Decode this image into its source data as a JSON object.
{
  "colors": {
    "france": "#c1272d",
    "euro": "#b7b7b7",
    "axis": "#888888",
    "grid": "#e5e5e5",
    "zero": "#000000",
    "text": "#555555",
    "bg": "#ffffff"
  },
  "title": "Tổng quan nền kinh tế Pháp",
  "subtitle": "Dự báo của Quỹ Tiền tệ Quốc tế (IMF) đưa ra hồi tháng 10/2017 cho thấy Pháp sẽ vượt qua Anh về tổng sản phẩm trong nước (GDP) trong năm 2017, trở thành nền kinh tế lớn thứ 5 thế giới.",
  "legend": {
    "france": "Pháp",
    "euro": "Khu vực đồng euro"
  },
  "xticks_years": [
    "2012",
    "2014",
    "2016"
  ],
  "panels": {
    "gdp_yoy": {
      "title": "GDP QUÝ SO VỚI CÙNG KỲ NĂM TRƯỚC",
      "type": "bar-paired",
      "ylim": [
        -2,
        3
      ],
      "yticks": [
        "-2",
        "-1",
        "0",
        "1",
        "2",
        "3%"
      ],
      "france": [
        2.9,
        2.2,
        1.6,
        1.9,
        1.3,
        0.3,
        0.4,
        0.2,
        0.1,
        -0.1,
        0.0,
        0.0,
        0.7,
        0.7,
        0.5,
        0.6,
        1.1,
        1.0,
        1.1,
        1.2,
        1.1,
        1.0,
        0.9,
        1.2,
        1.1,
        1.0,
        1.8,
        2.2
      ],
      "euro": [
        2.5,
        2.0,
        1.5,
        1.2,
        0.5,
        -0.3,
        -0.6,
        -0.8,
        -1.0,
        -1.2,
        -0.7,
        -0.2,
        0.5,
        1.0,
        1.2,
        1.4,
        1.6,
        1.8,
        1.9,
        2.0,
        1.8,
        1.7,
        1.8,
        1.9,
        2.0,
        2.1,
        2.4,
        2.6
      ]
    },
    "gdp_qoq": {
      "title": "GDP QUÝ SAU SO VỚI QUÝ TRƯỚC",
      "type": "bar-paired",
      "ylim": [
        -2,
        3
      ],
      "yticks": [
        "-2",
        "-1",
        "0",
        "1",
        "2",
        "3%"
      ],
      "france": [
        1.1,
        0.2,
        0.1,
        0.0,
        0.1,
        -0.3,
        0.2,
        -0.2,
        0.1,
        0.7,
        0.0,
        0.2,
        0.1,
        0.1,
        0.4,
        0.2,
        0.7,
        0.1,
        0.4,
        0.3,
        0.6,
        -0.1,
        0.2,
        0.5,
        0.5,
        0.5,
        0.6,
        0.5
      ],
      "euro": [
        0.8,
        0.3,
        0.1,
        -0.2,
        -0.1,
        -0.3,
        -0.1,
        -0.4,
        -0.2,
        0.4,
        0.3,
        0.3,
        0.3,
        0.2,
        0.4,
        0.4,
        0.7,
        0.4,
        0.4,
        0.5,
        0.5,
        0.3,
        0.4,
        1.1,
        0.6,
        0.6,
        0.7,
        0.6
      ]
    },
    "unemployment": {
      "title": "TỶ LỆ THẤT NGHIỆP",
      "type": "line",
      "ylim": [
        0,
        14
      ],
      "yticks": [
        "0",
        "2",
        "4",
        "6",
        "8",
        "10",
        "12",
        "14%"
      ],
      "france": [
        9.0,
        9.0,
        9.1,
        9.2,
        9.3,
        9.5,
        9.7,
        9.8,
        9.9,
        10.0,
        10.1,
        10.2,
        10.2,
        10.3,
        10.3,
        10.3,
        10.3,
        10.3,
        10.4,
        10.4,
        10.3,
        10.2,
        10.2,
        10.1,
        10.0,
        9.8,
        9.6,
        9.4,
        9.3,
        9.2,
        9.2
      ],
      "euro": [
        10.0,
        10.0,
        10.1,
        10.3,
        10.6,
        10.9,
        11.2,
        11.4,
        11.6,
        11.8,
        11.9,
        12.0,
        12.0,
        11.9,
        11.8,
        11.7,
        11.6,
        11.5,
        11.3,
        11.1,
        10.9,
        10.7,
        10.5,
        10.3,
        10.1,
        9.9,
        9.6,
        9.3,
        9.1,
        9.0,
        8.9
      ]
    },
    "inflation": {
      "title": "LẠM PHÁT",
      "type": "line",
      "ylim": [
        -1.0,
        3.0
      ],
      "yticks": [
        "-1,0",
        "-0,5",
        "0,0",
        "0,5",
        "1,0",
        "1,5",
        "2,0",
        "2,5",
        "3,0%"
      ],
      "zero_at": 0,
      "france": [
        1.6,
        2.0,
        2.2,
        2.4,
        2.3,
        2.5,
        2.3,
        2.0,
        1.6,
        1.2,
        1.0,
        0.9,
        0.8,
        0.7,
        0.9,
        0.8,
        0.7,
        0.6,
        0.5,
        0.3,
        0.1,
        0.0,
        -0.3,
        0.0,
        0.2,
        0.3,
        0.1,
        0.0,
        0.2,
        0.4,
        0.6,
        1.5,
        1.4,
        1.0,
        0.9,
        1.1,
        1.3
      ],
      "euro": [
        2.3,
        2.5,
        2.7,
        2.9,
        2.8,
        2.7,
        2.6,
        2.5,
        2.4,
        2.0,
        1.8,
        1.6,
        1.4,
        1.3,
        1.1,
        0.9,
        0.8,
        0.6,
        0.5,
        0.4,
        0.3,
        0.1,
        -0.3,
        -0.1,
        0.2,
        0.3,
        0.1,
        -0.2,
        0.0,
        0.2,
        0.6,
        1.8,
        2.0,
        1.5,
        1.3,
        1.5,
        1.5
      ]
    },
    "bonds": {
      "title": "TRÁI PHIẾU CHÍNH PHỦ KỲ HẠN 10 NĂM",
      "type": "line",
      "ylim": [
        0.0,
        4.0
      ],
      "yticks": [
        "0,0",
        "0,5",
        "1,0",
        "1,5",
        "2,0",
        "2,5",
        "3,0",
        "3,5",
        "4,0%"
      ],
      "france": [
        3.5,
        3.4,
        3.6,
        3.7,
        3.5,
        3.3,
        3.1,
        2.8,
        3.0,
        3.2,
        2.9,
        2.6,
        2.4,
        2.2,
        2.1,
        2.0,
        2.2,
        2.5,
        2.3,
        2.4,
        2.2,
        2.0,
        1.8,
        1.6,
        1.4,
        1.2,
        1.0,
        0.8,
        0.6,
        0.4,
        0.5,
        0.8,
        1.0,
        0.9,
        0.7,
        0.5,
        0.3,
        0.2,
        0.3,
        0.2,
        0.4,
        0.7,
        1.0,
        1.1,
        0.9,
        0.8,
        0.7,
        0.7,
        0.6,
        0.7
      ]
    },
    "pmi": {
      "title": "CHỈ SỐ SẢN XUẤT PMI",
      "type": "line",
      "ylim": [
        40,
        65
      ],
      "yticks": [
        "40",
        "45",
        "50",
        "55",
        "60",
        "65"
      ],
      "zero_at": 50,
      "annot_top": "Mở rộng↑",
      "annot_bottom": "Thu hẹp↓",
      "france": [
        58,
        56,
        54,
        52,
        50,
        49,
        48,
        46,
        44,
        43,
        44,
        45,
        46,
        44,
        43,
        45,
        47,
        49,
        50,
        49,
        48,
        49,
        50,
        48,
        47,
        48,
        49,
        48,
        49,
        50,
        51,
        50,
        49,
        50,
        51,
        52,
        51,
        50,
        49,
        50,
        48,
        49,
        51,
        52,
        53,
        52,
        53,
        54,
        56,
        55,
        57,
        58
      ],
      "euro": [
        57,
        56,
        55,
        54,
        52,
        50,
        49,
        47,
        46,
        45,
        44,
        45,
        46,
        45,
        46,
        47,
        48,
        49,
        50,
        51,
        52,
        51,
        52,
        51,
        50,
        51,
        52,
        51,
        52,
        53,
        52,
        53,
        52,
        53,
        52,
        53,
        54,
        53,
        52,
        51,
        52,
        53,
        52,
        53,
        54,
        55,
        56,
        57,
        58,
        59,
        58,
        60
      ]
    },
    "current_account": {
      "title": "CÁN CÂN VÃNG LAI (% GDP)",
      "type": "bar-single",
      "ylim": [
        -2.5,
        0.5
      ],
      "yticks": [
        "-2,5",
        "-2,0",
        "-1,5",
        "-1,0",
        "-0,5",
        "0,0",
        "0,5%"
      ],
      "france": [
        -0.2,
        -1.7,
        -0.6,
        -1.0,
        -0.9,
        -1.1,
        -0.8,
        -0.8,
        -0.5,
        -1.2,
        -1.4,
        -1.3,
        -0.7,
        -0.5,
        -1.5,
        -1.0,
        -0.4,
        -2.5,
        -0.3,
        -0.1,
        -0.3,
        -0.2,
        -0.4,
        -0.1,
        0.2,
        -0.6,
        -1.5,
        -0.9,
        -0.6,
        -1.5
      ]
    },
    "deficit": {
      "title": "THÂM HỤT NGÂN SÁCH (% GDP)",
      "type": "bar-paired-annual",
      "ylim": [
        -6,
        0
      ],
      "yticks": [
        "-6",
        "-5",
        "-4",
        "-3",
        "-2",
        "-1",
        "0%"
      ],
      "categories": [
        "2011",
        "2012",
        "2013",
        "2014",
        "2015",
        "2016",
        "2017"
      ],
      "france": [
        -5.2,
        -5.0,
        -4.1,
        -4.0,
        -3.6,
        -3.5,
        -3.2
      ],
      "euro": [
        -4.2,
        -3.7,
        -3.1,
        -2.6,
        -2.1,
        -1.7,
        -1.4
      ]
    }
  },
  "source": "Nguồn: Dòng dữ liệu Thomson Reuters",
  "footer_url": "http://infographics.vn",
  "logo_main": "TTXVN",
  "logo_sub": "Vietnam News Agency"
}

════════════════════

• _YOUR OBJECTIVE_: In the material above, find each line that contains the word "kinh", and select it.

• _ANSWER TO THIS EXERCISE_:
  "title": "Tổng quan nền kinh tế Pháp",
  "subtitle": "Dự báo của Quỹ Tiền tệ Quốc tế (IMF) đưa ra hồi tháng 10/2017 cho thấy Pháp sẽ vượt qua Anh về tổng sản phẩm trong nước (GDP) trong năm 2017, trở thành nền kinh tế lớn thứ 5 thế giới.",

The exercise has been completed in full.